◆ Directive: Report all lines holding "JSON".

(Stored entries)
━━━━━━━━
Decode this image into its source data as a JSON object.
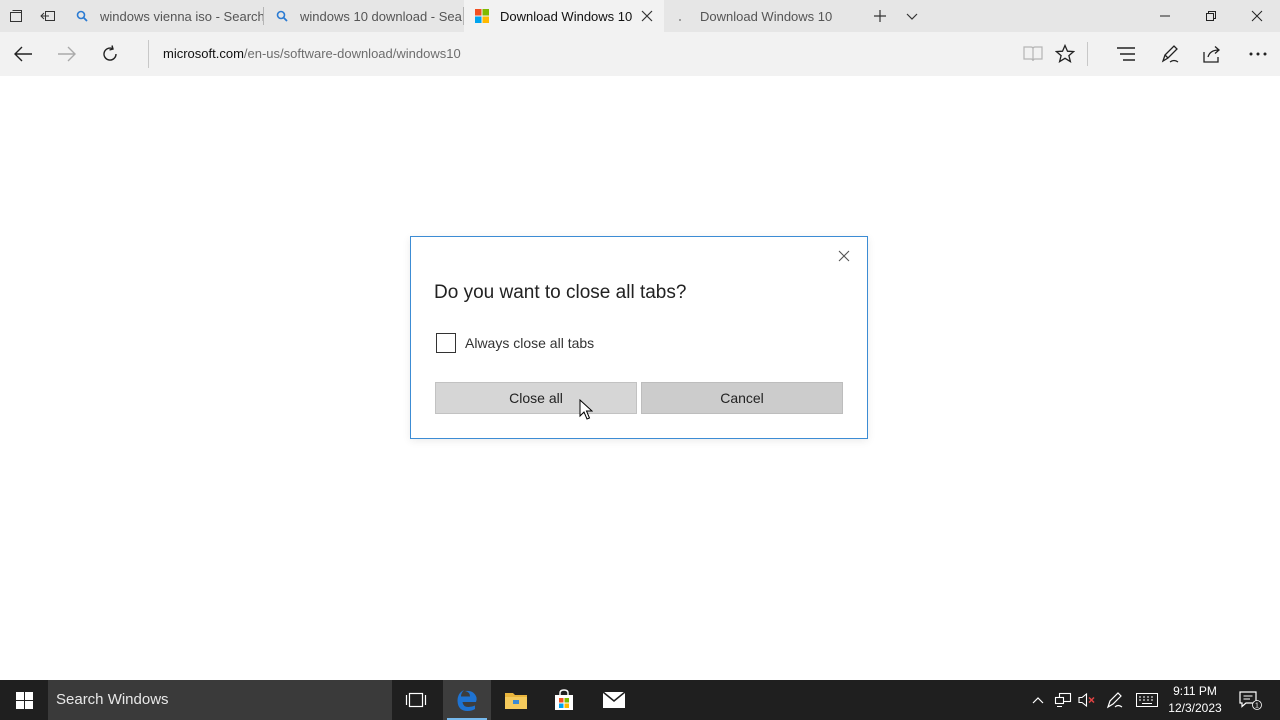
{
  "browser": {
    "tabs": [
      {
        "title": "windows vienna iso - Search",
        "favicon": "search-icon"
      },
      {
        "title": "windows 10 download - Sea",
        "favicon": "search-icon"
      },
      {
        "title": "Download Windows 10",
        "favicon": "microsoft-logo",
        "active": true
      },
      {
        "title": "Download Windows 10",
        "favicon": "loading-icon"
      }
    ],
    "address": {
      "host": "microsoft.com",
      "path": "/en-us/software-download/windows10"
    }
  },
  "dialog": {
    "title": "Do you want to close all tabs?",
    "checkbox_label": "Always close all tabs",
    "checkbox_checked": false,
    "primary_button": "Close all",
    "secondary_button": "Cancel"
  },
  "taskbar": {
    "search_placeholder": "Search Windows",
    "time": "9:11 PM",
    "date": "12/3/2023",
    "notification_count": "1"
  },
  "colors": {
    "dialog_border": "#3c8cd4",
    "taskbar_bg": "#1f1f1f",
    "edge_blue": "#1e73d2",
    "active_app_indicator": "#76b9ed"
  }
}
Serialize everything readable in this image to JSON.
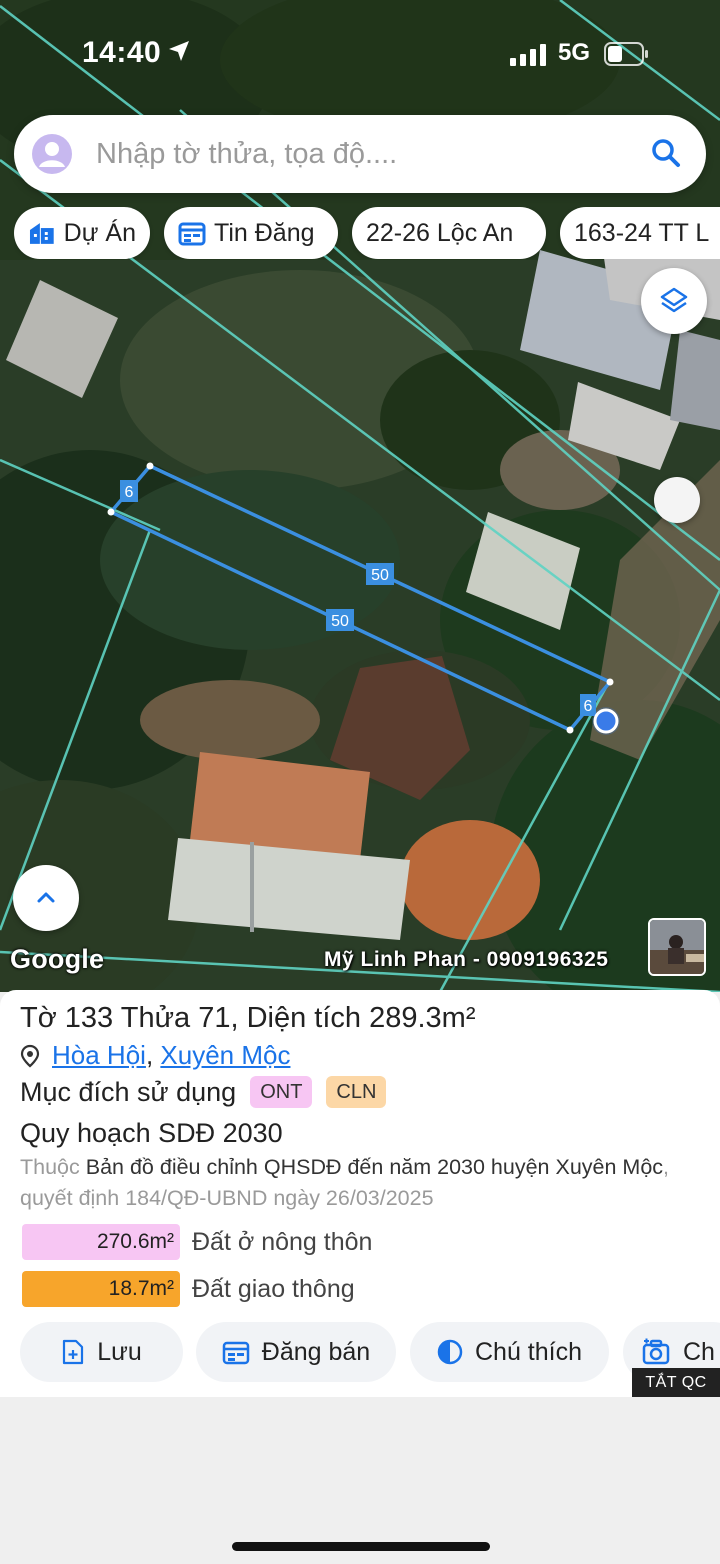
{
  "status_bar": {
    "time": "14:40",
    "network": "5G"
  },
  "search": {
    "placeholder": "Nhập tờ thửa, tọa độ...."
  },
  "chips": [
    {
      "label": "Dự Án",
      "icon": "building-icon"
    },
    {
      "label": "Tin Đăng",
      "icon": "calendar-icon"
    },
    {
      "label": "22-26 Lộc An"
    },
    {
      "label": "163-24 TT L"
    }
  ],
  "map": {
    "provider_label": "Google",
    "watermark": "Mỹ Linh Phan - 0909196325",
    "edge_labels": {
      "left": "6",
      "top": "50",
      "bottom": "50",
      "right": "6"
    },
    "colors": {
      "parcel_line": "#3b8fe0",
      "boundary_line": "#5fd3c3",
      "location_dot": "#3a7be8"
    }
  },
  "parcel": {
    "title_prefix": "Tờ",
    "sheet": "133",
    "plot_label": "Thửa",
    "plot": "71",
    "area_label": "Diện tích",
    "area": "289.3m²",
    "commune": "Hòa Hội",
    "district": "Xuyên Mộc",
    "usage_label": "Mục đích sử dụng",
    "usage_codes": [
      {
        "code": "ONT",
        "color": "#f7c6f3"
      },
      {
        "code": "CLN",
        "color": "#fcd7a6"
      }
    ],
    "planning_title": "Quy hoạch SDĐ 2030",
    "ref_prefix": "Thuộc",
    "ref_map": "Bản đồ điều chỉnh QHSDĐ đến năm 2030 huyện Xuyên Mộc",
    "ref_suffix": ", quyết định 184/QĐ-UBND ngày 26/03/2025",
    "land_use": [
      {
        "area": "270.6m²",
        "label": "Đất ở nông thôn",
        "color": "#f7c6f3"
      },
      {
        "area": "18.7m²",
        "label": "Đất giao thông",
        "color": "#f7a52b"
      }
    ]
  },
  "actions": [
    {
      "label": "Lưu",
      "icon": "save-plus-icon"
    },
    {
      "label": "Đăng bán",
      "icon": "calendar-icon"
    },
    {
      "label": "Chú thích",
      "icon": "half-circle-icon"
    },
    {
      "label": "Ch",
      "icon": "camera-icon"
    }
  ],
  "ad_toggle": "TẮT QC"
}
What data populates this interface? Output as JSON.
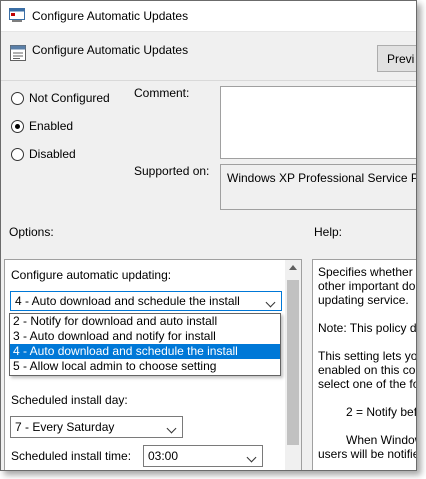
{
  "window": {
    "title": "Configure Automatic Updates"
  },
  "header": {
    "title": "Configure Automatic Updates",
    "previous_button": "Previ"
  },
  "state_options": [
    {
      "label": "Not Configured",
      "checked": false
    },
    {
      "label": "Enabled",
      "checked": true
    },
    {
      "label": "Disabled",
      "checked": false
    }
  ],
  "comment": {
    "label": "Comment:",
    "value": ""
  },
  "supported": {
    "label": "Supported on:",
    "value": "Windows XP Professional Service Pac"
  },
  "sections": {
    "options_label": "Options:",
    "help_label": "Help:"
  },
  "options": {
    "configure_label": "Configure automatic updating:",
    "configure_value": "4 - Auto download and schedule the install",
    "configure_choices": [
      "2 - Notify for download and auto install",
      "3 - Auto download and notify for install",
      "4 - Auto download and schedule the install",
      "5 - Allow local admin to choose setting"
    ],
    "selected_index": 2,
    "day_label": "Scheduled install day:",
    "day_value": "7 - Every Saturday",
    "time_label": "Scheduled install time:",
    "time_value": "03:00"
  },
  "help": {
    "para1": [
      "Specifies whether t",
      "other important do",
      "updating service."
    ],
    "para2": [
      "Note: This policy do"
    ],
    "para3": [
      "This setting lets you",
      "enabled on this com",
      "select one of the fo"
    ],
    "para4": [
      "2 = Notify befo"
    ],
    "para5": [
      "When Window",
      "users will be notifie"
    ]
  },
  "colors": {
    "accent": "#0078d7",
    "window_bg": "#f0f0f0"
  }
}
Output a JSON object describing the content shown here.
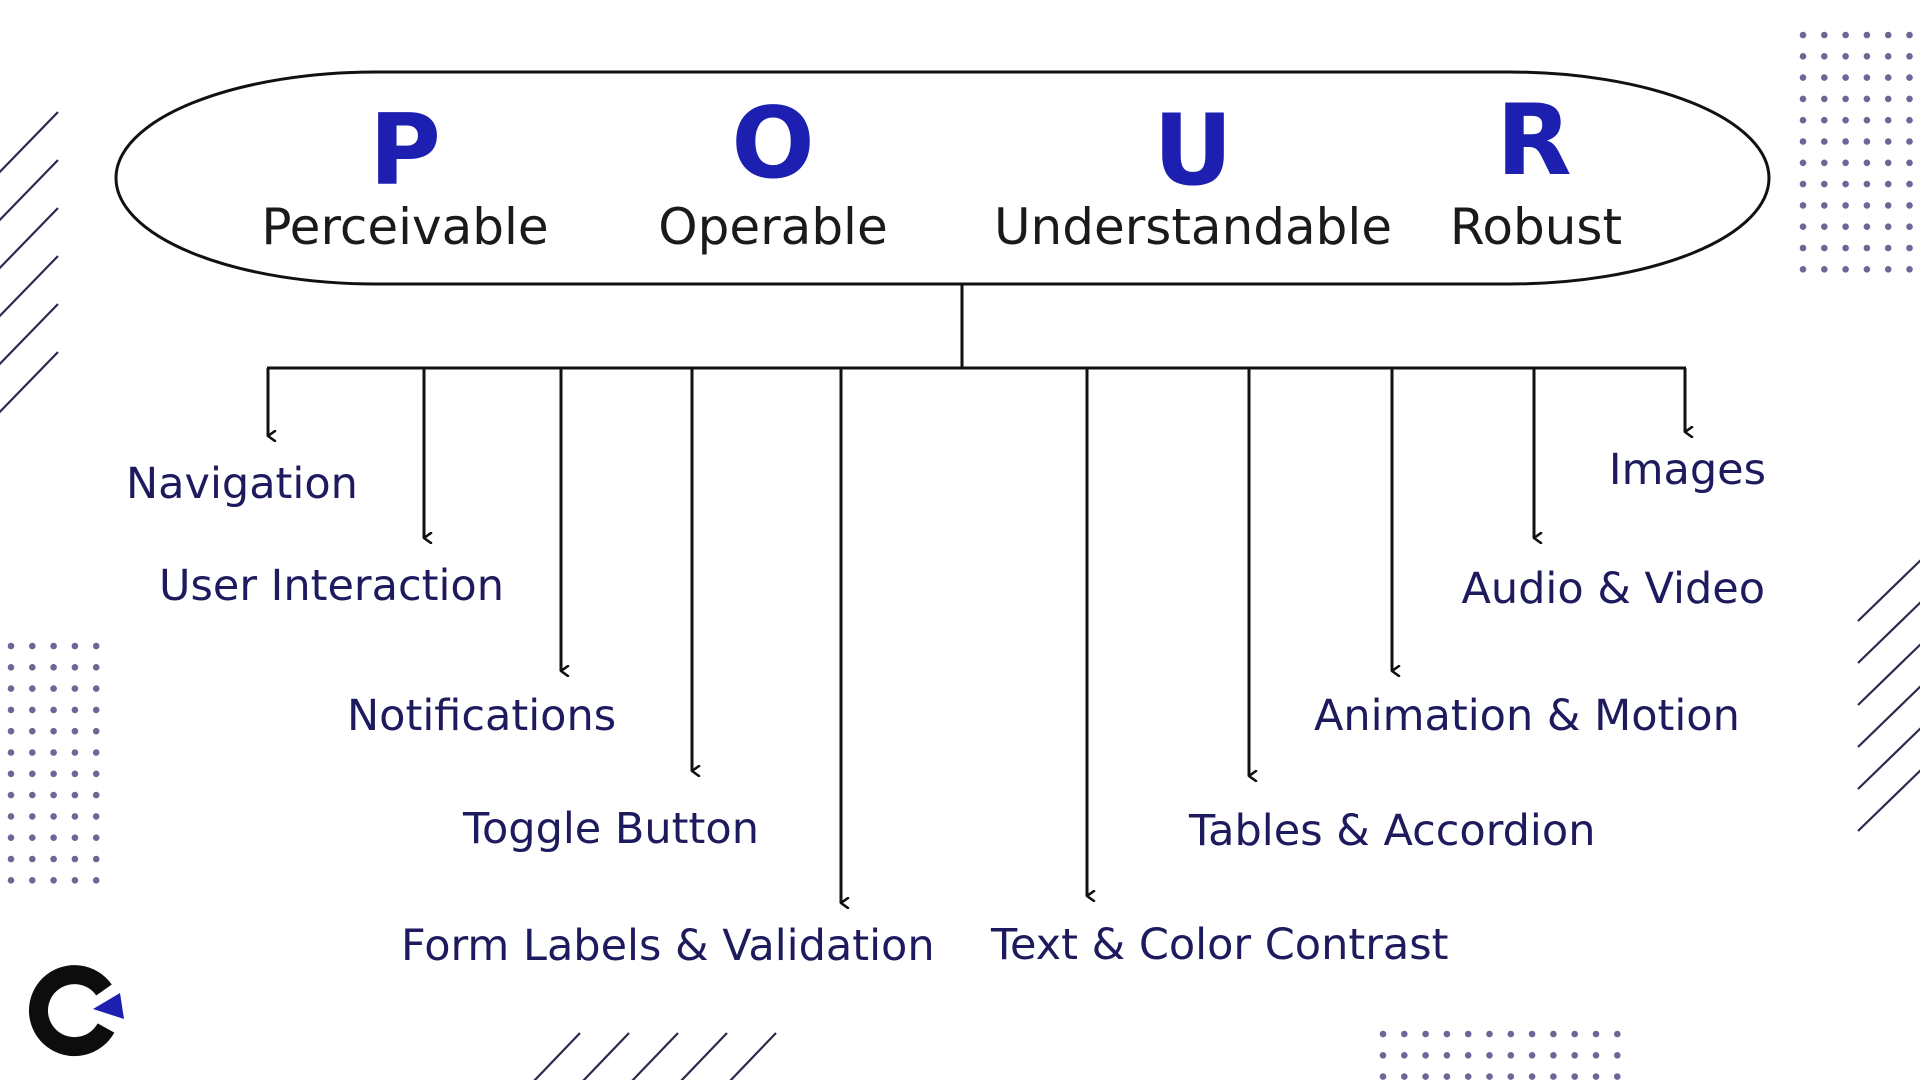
{
  "colors": {
    "accent": "#1c1fb0",
    "label": "#1e1a5e",
    "line": "#111111",
    "dots": "#6b6796",
    "slashes": "#2a2a4e",
    "logo_dark": "#0d0d0d"
  },
  "header": {
    "principles": [
      {
        "letter": "P",
        "word": "Perceivable"
      },
      {
        "letter": "O",
        "word": "Operable"
      },
      {
        "letter": "U",
        "word": "Understandable"
      },
      {
        "letter": "R",
        "word": "Robust"
      }
    ]
  },
  "branches": [
    {
      "label": "Navigation"
    },
    {
      "label": "User Interaction"
    },
    {
      "label": "Notifications"
    },
    {
      "label": "Toggle Button"
    },
    {
      "label": "Form Labels & Validation"
    },
    {
      "label": "Text & Color Contrast"
    },
    {
      "label": "Tables & Accordion"
    },
    {
      "label": "Animation & Motion"
    },
    {
      "label": "Audio & Video"
    },
    {
      "label": "Images"
    }
  ],
  "logo": {
    "icon": "brand-logo-icon"
  }
}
━━━━━━━━
◆ Answer in full:
Decode this image into its source data as a JSON object.
Serialize everything readable in this image to JSON.
What data populates this interface? Output as JSON.
Output a JSON object describing the content shown here.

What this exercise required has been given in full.